Directive:
Can you print every record below exactly as written?

Input rows:
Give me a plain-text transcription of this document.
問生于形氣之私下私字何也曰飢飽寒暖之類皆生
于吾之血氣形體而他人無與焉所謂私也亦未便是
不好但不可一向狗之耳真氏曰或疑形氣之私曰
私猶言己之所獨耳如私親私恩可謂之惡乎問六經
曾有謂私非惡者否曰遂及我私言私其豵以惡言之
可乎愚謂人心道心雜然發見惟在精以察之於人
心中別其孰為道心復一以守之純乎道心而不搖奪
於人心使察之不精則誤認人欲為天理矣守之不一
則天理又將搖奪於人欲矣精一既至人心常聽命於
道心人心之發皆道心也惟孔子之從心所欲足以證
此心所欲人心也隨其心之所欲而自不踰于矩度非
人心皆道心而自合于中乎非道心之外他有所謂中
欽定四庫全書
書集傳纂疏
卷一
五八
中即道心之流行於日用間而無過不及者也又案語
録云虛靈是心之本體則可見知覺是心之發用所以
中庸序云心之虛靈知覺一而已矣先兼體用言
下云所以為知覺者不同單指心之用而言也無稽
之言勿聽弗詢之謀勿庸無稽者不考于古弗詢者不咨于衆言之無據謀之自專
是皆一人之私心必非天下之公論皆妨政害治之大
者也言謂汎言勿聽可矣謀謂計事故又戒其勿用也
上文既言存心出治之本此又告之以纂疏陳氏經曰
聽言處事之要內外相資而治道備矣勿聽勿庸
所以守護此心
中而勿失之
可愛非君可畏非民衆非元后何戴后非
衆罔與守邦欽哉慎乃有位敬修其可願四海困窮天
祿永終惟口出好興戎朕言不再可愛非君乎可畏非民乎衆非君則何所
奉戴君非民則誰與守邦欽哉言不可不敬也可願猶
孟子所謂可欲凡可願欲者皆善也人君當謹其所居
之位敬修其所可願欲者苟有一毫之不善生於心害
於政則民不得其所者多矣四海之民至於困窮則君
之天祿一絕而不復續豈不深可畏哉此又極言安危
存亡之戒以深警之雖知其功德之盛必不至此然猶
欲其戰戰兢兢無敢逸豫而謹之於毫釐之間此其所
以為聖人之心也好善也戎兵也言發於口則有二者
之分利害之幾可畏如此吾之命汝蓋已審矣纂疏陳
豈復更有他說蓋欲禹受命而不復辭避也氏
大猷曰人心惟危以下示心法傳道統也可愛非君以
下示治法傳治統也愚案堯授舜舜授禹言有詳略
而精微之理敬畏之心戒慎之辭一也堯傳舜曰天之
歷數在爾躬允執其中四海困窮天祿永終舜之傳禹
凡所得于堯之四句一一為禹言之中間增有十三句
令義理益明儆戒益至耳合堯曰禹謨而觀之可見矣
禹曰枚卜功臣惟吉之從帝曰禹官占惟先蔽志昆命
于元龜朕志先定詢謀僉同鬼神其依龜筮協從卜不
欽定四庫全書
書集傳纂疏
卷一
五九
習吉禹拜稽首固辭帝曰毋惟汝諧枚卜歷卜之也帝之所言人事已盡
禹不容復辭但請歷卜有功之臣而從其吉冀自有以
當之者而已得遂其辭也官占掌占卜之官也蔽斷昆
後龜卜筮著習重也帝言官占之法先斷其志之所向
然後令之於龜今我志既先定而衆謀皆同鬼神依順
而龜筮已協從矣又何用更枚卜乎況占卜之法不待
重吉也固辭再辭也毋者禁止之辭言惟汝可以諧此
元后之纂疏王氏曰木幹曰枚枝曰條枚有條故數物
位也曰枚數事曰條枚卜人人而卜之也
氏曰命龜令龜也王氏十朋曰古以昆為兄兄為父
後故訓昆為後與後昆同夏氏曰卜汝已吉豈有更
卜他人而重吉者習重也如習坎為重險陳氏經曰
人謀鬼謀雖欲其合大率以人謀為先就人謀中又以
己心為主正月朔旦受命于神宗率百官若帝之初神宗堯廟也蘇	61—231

Result for this task:
Give me a plain-text transcription of this document.
問生于形氣之私下私字何也曰飢飽寒暖之類皆生
于吾之血氣形體而他人無與焉所謂私也亦未便是
不好但不可一向狗之耳真氏曰或疑形氣之私曰
私猶言己之所獨耳如私親私恩可謂之惡乎問六經
曾有謂私非惡者否曰遂及我私言私其豵以惡言之
可乎愚謂人心道心雜然發見惟在精以察之於人
心中別其孰為道心復一以守之純乎道心而不搖奪
於人心使察之不精則誤認人欲為天理矣守之不一
則天理又將搖奪於人欲矣精一既至人心常聽命於
道心人心之發皆道心也惟孔子之從心所欲足以證
此心所欲人心也隨其心之所欲而自不踰于矩度非
人心皆道心而自合于中乎非道心之外他有所謂中
欽定四庫全書
書集傳纂疏
卷一
五八
中即道心之流行於日用間而無過不及者也又案語
録云虛靈是心之本體則可見知覺是心之發用所以
中庸序云心之虛靈知覺一而已矣先兼體用言
下云所以為知覺者不同單指心之用而言也無稽
之言勿聽弗詢之謀勿庸無稽者不考于古弗詢者不咨于衆言之無據謀之自專
是皆一人之私心必非天下之公論皆妨政害治之大
者也言謂汎言勿聽可矣謀謂計事故又戒其勿用也
上文既言存心出治之本此又告之以纂疏陳氏經曰
聽言處事之要內外相資而治道備矣勿聽勿庸
所以守護此心
中而勿失之
可愛非君可畏非民衆非元后何戴后非
衆罔與守邦欽哉慎乃有位敬修其可願四海困窮天
祿永終惟口出好興戎朕言不再可愛非君乎可畏非民乎衆非君則何所
奉戴君非民則誰與守邦欽哉言不可不敬也可願猶
孟子所謂可欲凡可願欲者皆善也人君當謹其所居
之位敬修其所可願欲者苟有一毫之不善生於心害
於政則民不得其所者多矣四海之民至於困窮則君
之天祿一絕而不復續豈不深可畏哉此又極言安危
存亡之戒以深警之雖知其功德之盛必不至此然猶
欲其戰戰兢兢無敢逸豫而謹之於毫釐之間此其所
以為聖人之心也好善也戎兵也言發於口則有二者
之分利害之幾可畏如此吾之命汝蓋已審矣纂疏陳
豈復更有他說蓋欲禹受命而不復辭避也氏
大猷曰人心惟危以下示心法傳道統也可愛非君以
下示治法傳治統也愚案堯授舜舜授禹言有詳略
而精微之理敬畏之心戒慎之辭一也堯傳舜曰天之
歷數在爾躬允執其中四海困窮天祿永終舜之傳禹
凡所得于堯之四句一一為禹言之中間增有十三句
令義理益明儆戒益至耳合堯曰禹謨而觀之可見矣
禹曰枚卜功臣惟吉之從帝曰禹官占惟先蔽志昆命
于元龜朕志先定詢謀僉同鬼神其依龜筮協從卜不
欽定四庫全書
書集傳纂疏
卷一
五九
習吉禹拜稽首固辭帝曰毋惟汝諧枚卜歷卜之也帝之所言人事已盡
禹不容復辭但請歷卜有功之臣而從其吉冀自有以
當之者而已得遂其辭也官占掌占卜之官也蔽斷昆
後龜卜筮著習重也帝言官占之法先斷其志之所向
然後令之於龜今我志既先定而衆謀皆同鬼神依順
而龜筮已協從矣又何用更枚卜乎況占卜之法不待
重吉也固辭再辭也毋者禁止之辭言惟汝可以諧此
元后之纂疏王氏曰木幹曰枚枝曰條枚有條故數物
位也曰枚數事曰條枚卜人人而卜之也
氏曰命龜令龜也王氏十朋曰古以昆為兄兄為父
後故訓昆為後與後昆同夏氏曰卜汝已吉豈有更
卜他人而重吉者習重也如習坎為重險陳氏經曰
人謀鬼謀雖欲其合大率以人謀為先就人謀中又以
己心為主正月朔旦受命于神宗率百官若帝之初神宗堯廟也蘇	61—231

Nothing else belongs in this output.